▸ **The exercise**
Below are some records; retype all of them exactly.
** start of Task inputs **
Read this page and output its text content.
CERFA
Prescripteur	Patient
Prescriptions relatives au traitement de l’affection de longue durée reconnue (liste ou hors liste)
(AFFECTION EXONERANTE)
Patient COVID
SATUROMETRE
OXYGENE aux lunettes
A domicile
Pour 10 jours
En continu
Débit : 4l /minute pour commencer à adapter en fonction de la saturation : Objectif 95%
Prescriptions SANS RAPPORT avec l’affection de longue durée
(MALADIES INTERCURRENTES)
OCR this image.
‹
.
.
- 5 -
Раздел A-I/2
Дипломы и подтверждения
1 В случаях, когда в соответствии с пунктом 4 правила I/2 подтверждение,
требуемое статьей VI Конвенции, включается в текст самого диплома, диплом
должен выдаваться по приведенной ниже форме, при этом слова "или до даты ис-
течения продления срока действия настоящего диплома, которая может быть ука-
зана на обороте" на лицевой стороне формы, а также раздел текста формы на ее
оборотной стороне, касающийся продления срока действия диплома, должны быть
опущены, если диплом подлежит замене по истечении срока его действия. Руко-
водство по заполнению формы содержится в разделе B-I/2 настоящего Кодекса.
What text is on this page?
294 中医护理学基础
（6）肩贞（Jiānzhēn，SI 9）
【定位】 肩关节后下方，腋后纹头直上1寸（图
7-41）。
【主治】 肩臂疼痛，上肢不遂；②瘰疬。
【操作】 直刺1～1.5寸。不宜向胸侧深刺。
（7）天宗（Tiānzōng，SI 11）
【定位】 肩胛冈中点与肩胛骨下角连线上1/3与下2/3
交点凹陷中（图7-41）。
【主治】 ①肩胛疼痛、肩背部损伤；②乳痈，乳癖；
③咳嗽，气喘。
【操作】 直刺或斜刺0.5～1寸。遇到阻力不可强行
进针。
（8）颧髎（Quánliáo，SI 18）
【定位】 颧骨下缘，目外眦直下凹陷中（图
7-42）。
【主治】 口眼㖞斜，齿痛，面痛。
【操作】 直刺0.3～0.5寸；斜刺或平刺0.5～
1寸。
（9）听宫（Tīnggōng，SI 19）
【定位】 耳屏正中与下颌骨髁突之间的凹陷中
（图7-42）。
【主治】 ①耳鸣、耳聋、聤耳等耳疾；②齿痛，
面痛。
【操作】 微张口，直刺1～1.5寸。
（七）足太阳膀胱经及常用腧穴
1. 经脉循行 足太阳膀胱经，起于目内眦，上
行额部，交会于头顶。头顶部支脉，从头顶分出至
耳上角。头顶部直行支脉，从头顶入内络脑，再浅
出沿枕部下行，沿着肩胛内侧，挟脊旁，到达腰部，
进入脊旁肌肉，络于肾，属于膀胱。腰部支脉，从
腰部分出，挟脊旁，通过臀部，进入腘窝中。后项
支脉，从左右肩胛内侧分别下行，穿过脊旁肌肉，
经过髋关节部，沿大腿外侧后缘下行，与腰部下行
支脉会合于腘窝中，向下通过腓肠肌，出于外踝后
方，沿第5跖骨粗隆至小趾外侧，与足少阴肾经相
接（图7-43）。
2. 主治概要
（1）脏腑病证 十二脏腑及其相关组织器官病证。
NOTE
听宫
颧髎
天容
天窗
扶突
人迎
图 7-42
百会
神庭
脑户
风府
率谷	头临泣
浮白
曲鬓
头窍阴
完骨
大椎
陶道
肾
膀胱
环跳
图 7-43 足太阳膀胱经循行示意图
** end of Task inputs **
▸ **Result**
Read this page and output its text content.
CERFA
Prescripteur	Patient
Prescriptions relatives au traitement de l’affection de longue durée reconnue (liste ou hors liste)
(AFFECTION EXONERANTE)
Patient COVID
SATUROMETRE
OXYGENE aux lunettes
A domicile
Pour 10 jours
En continu
Débit : 4l /minute pour commencer à adapter en fonction de la saturation : Objectif 95%
Prescriptions SANS RAPPORT avec l’affection de longue durée
(MALADIES INTERCURRENTES)
OCR this image.
‹
.
.
- 5 -
Раздел A-I/2
Дипломы и подтверждения
1 В случаях, когда в соответствии с пунктом 4 правила I/2 подтверждение,
требуемое статьей VI Конвенции, включается в текст самого диплома, диплом
должен выдаваться по приведенной ниже форме, при этом слова "или до даты ис-
течения продления срока действия настоящего диплома, которая может быть ука-
зана на обороте" на лицевой стороне формы, а также раздел текста формы на ее
оборотной стороне, касающийся продления срока действия диплома, должны быть
опущены, если диплом подлежит замене по истечении срока его действия. Руко-
водство по заполнению формы содержится в разделе B-I/2 настоящего Кодекса.
What text is on this page?
294 中医护理学基础
（6）肩贞（Jiānzhēn，SI 9）
【定位】 肩关节后下方，腋后纹头直上1寸（图
7-41）。
【主治】 肩臂疼痛，上肢不遂；②瘰疬。
【操作】 直刺1～1.5寸。不宜向胸侧深刺。
（7）天宗（Tiānzōng，SI 11）
【定位】 肩胛冈中点与肩胛骨下角连线上1/3与下2/3
交点凹陷中（图7-41）。
【主治】 ①肩胛疼痛、肩背部损伤；②乳痈，乳癖；
③咳嗽，气喘。
【操作】 直刺或斜刺0.5～1寸。遇到阻力不可强行
进针。
（8）颧髎（Quánliáo，SI 18）
【定位】 颧骨下缘，目外眦直下凹陷中（图
7-42）。
【主治】 口眼㖞斜，齿痛，面痛。
【操作】 直刺0.3～0.5寸；斜刺或平刺0.5～
1寸。
（9）听宫（Tīnggōng，SI 19）
【定位】 耳屏正中与下颌骨髁突之间的凹陷中
（图7-42）。
【主治】 ①耳鸣、耳聋、聤耳等耳疾；②齿痛，
面痛。
【操作】 微张口，直刺1～1.5寸。
（七）足太阳膀胱经及常用腧穴
1. 经脉循行 足太阳膀胱经，起于目内眦，上
行额部，交会于头顶。头顶部支脉，从头顶分出至
耳上角。头顶部直行支脉，从头顶入内络脑，再浅
出沿枕部下行，沿着肩胛内侧，挟脊旁，到达腰部，
进入脊旁肌肉，络于肾，属于膀胱。腰部支脉，从
腰部分出，挟脊旁，通过臀部，进入腘窝中。后项
支脉，从左右肩胛内侧分别下行，穿过脊旁肌肉，
经过髋关节部，沿大腿外侧后缘下行，与腰部下行
支脉会合于腘窝中，向下通过腓肠肌，出于外踝后
方，沿第5跖骨粗隆至小趾外侧，与足少阴肾经相
接（图7-43）。
2. 主治概要
（1）脏腑病证 十二脏腑及其相关组织器官病证。
NOTE
听宫
颧髎
天容
天窗
扶突
人迎
图 7-42
百会
神庭
脑户
风府
率谷	头临泣
浮白
曲鬓
头窍阴
完骨
大椎
陶道
肾
膀胱
环跳
图 7-43 足太阳膀胱经循行示意图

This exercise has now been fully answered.